Input records:
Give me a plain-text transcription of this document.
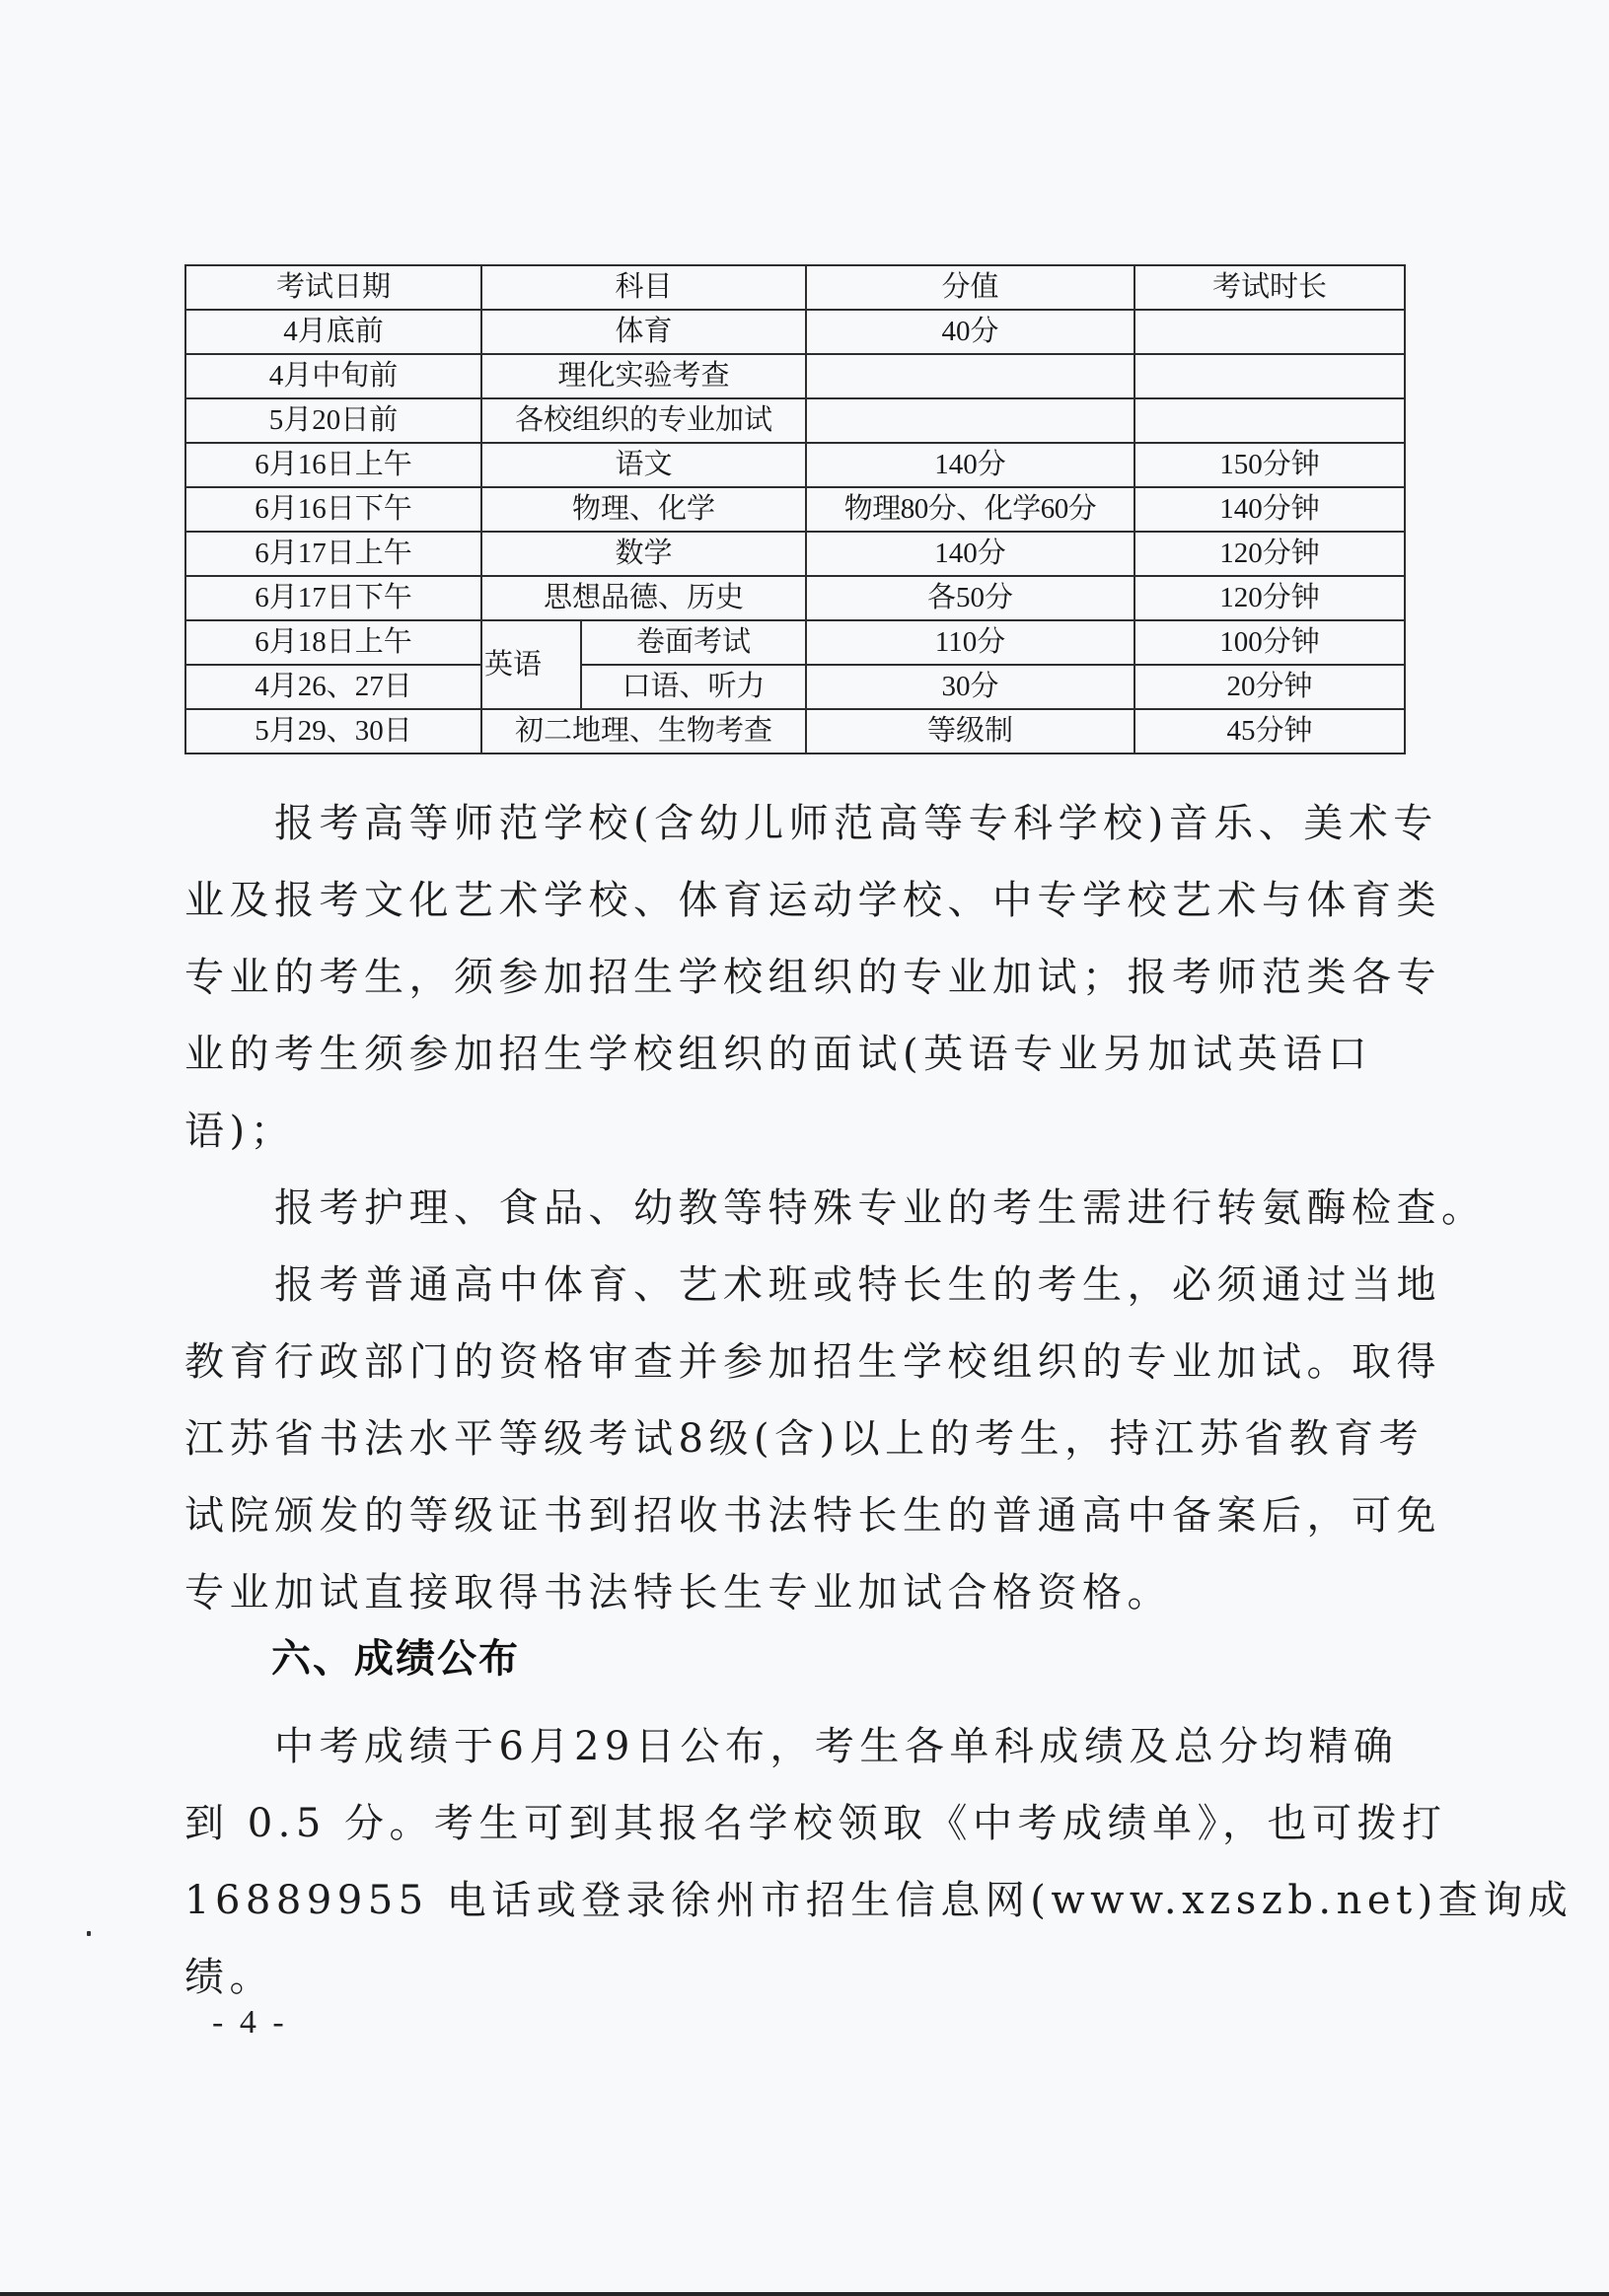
考试日期	科目		分值	考试时长
4月底前	体育		40分	
4月中旬前	理化实验考查			
5月20日前	各校组织的专业加试			
6月16日上午	语文		140分	150分钟
6月16日下午	物理、化学		物理80分、化学60分	140分钟
6月17日上午	数学		140分	120分钟
6月17日下午	思想品德、历史		各50分	120分钟
6月18日上午	英语	卷面考试	110分	100分钟
4月26、27日		口语、听力	30分	20分钟
5月29、30日	初二地理、生物考查		等级制	45分钟
　　报考高等师范学校(含幼儿师范高等专科学校)音乐、美术专
业及报考文化艺术学校、体育运动学校、中专学校艺术与体育类
专业的考生，须参加招生学校组织的专业加试；报考师范类各专
业的考生须参加招生学校组织的面试(英语专业另加试英语口
语)；
　　报考护理、食品、幼教等特殊专业的考生需进行转氨酶检查。
　　报考普通高中体育、艺术班或特长生的考生，必须通过当地
教育行政部门的资格审查并参加招生学校组织的专业加试。取得
江苏省书法水平等级考试8级(含)以上的考生，持江苏省教育考
试院颁发的等级证书到招收书法特长生的普通高中备案后，可免
专业加试直接取得书法特长生专业加试合格资格。
六、成绩公布
　　中考成绩于6月29日公布，考生各单科成绩及总分均精确
到 0.5 分。考生可到其报名学校领取《中考成绩单》，也可拨打
16889955 电话或登录徐州市招生信息网(www.xzszb.net)查询成
绩。
- 4 -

What this task involves: Every record above must be given again exactly; drop the pictures.

Complete output:
Give me a plain-text transcription of this document.
考试日期	科目		分值	考试时长
4月底前	体育		40分	
4月中旬前	理化实验考查			
5月20日前	各校组织的专业加试			
6月16日上午	语文		140分	150分钟
6月16日下午	物理、化学		物理80分、化学60分	140分钟
6月17日上午	数学		140分	120分钟
6月17日下午	思想品德、历史		各50分	120分钟
6月18日上午	英语	卷面考试	110分	100分钟
4月26、27日		口语、听力	30分	20分钟
5月29、30日	初二地理、生物考查		等级制	45分钟
　　报考高等师范学校(含幼儿师范高等专科学校)音乐、美术专
业及报考文化艺术学校、体育运动学校、中专学校艺术与体育类
专业的考生，须参加招生学校组织的专业加试；报考师范类各专
业的考生须参加招生学校组织的面试(英语专业另加试英语口
语)；
　　报考护理、食品、幼教等特殊专业的考生需进行转氨酶检查。
　　报考普通高中体育、艺术班或特长生的考生，必须通过当地
教育行政部门的资格审查并参加招生学校组织的专业加试。取得
江苏省书法水平等级考试8级(含)以上的考生，持江苏省教育考
试院颁发的等级证书到招收书法特长生的普通高中备案后，可免
专业加试直接取得书法特长生专业加试合格资格。
六、成绩公布
　　中考成绩于6月29日公布，考生各单科成绩及总分均精确
到 0.5 分。考生可到其报名学校领取《中考成绩单》，也可拨打
16889955 电话或登录徐州市招生信息网(www.xzszb.net)查询成
绩。
- 4 -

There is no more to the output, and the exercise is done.